#### Supplied material:
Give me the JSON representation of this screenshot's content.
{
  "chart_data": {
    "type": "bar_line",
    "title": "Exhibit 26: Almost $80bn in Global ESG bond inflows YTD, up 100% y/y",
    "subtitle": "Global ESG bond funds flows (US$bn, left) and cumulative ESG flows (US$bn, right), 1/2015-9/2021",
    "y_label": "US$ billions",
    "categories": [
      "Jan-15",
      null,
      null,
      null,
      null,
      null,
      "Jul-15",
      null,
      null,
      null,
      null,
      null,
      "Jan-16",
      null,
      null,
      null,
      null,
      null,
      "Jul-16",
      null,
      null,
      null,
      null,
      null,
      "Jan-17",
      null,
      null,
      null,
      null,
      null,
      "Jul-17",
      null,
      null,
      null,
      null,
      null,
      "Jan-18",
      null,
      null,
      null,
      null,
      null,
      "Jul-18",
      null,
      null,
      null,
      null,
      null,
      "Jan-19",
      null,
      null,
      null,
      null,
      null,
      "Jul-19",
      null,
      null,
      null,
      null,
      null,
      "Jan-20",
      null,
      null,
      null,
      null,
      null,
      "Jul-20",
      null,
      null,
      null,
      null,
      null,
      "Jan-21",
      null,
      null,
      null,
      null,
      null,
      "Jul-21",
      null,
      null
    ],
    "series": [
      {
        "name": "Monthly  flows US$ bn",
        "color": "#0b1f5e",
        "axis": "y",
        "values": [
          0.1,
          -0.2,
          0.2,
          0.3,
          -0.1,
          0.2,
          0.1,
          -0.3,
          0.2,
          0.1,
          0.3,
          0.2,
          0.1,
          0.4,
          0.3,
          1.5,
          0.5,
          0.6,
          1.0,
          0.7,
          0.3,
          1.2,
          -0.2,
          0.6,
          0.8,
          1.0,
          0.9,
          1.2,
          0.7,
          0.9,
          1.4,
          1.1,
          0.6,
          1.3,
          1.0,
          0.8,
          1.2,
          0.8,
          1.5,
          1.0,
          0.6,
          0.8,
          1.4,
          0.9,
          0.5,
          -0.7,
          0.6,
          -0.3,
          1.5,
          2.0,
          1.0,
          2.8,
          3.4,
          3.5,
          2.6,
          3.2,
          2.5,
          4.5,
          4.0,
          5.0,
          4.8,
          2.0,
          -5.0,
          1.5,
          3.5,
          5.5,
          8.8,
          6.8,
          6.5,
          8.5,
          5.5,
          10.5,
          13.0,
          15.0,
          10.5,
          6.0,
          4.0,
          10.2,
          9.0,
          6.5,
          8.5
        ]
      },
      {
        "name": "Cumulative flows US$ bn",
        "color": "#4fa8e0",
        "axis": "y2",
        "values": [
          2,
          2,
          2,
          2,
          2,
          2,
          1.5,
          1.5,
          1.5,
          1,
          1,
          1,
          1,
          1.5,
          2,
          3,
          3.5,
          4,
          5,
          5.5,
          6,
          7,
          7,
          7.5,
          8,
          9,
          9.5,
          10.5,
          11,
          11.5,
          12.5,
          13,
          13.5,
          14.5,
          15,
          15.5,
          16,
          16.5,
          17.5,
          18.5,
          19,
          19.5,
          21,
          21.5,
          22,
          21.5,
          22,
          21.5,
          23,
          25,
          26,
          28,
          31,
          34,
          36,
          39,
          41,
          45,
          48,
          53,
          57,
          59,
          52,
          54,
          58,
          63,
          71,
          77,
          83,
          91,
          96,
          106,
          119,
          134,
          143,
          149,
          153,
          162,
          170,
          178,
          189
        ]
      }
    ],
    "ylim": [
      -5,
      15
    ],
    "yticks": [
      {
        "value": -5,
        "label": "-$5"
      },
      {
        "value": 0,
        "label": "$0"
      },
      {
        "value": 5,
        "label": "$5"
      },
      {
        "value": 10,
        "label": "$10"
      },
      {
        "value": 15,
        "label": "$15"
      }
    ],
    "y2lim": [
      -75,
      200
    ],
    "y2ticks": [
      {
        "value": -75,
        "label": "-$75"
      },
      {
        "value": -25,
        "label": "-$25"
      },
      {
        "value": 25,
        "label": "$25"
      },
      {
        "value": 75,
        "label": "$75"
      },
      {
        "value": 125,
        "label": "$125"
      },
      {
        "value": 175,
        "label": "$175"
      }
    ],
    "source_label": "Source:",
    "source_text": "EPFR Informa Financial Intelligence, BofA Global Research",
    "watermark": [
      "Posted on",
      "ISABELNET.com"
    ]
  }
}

#### Short task:
Faithfully reproduce all of the records, character for character.

#### Correct output:
Give me the JSON representation of this screenshot's content.
{
  "chart_data": {
    "type": "bar_line",
    "title": "Exhibit 26: Almost $80bn in Global ESG bond inflows YTD, up 100% y/y",
    "subtitle": "Global ESG bond funds flows (US$bn, left) and cumulative ESG flows (US$bn, right), 1/2015-9/2021",
    "y_label": "US$ billions",
    "categories": [
      "Jan-15",
      null,
      null,
      null,
      null,
      null,
      "Jul-15",
      null,
      null,
      null,
      null,
      null,
      "Jan-16",
      null,
      null,
      null,
      null,
      null,
      "Jul-16",
      null,
      null,
      null,
      null,
      null,
      "Jan-17",
      null,
      null,
      null,
      null,
      null,
      "Jul-17",
      null,
      null,
      null,
      null,
      null,
      "Jan-18",
      null,
      null,
      null,
      null,
      null,
      "Jul-18",
      null,
      null,
      null,
      null,
      null,
      "Jan-19",
      null,
      null,
      null,
      null,
      null,
      "Jul-19",
      null,
      null,
      null,
      null,
      null,
      "Jan-20",
      null,
      null,
      null,
      null,
      null,
      "Jul-20",
      null,
      null,
      null,
      null,
      null,
      "Jan-21",
      null,
      null,
      null,
      null,
      null,
      "Jul-21",
      null,
      null
    ],
    "series": [
      {
        "name": "Monthly  flows US$ bn",
        "color": "#0b1f5e",
        "axis": "y",
        "values": [
          0.1,
          -0.2,
          0.2,
          0.3,
          -0.1,
          0.2,
          0.1,
          -0.3,
          0.2,
          0.1,
          0.3,
          0.2,
          0.1,
          0.4,
          0.3,
          1.5,
          0.5,
          0.6,
          1.0,
          0.7,
          0.3,
          1.2,
          -0.2,
          0.6,
          0.8,
          1.0,
          0.9,
          1.2,
          0.7,
          0.9,
          1.4,
          1.1,
          0.6,
          1.3,
          1.0,
          0.8,
          1.2,
          0.8,
          1.5,
          1.0,
          0.6,
          0.8,
          1.4,
          0.9,
          0.5,
          -0.7,
          0.6,
          -0.3,
          1.5,
          2.0,
          1.0,
          2.8,
          3.4,
          3.5,
          2.6,
          3.2,
          2.5,
          4.5,
          4.0,
          5.0,
          4.8,
          2.0,
          -5.0,
          1.5,
          3.5,
          5.5,
          8.8,
          6.8,
          6.5,
          8.5,
          5.5,
          10.5,
          13.0,
          15.0,
          10.5,
          6.0,
          4.0,
          10.2,
          9.0,
          6.5,
          8.5
        ]
      },
      {
        "name": "Cumulative flows US$ bn",
        "color": "#4fa8e0",
        "axis": "y2",
        "values": [
          2,
          2,
          2,
          2,
          2,
          2,
          1.5,
          1.5,
          1.5,
          1,
          1,
          1,
          1,
          1.5,
          2,
          3,
          3.5,
          4,
          5,
          5.5,
          6,
          7,
          7,
          7.5,
          8,
          9,
          9.5,
          10.5,
          11,
          11.5,
          12.5,
          13,
          13.5,
          14.5,
          15,
          15.5,
          16,
          16.5,
          17.5,
          18.5,
          19,
          19.5,
          21,
          21.5,
          22,
          21.5,
          22,
          21.5,
          23,
          25,
          26,
          28,
          31,
          34,
          36,
          39,
          41,
          45,
          48,
          53,
          57,
          59,
          52,
          54,
          58,
          63,
          71,
          77,
          83,
          91,
          96,
          106,
          119,
          134,
          143,
          149,
          153,
          162,
          170,
          178,
          189
        ]
      }
    ],
    "ylim": [
      -5,
      15
    ],
    "yticks": [
      {
        "value": -5,
        "label": "-$5"
      },
      {
        "value": 0,
        "label": "$0"
      },
      {
        "value": 5,
        "label": "$5"
      },
      {
        "value": 10,
        "label": "$10"
      },
      {
        "value": 15,
        "label": "$15"
      }
    ],
    "y2lim": [
      -75,
      200
    ],
    "y2ticks": [
      {
        "value": -75,
        "label": "-$75"
      },
      {
        "value": -25,
        "label": "-$25"
      },
      {
        "value": 25,
        "label": "$25"
      },
      {
        "value": 75,
        "label": "$75"
      },
      {
        "value": 125,
        "label": "$125"
      },
      {
        "value": 175,
        "label": "$175"
      }
    ],
    "source_label": "Source:",
    "source_text": "EPFR Informa Financial Intelligence, BofA Global Research",
    "watermark": [
      "Posted on",
      "ISABELNET.com"
    ]
  }
}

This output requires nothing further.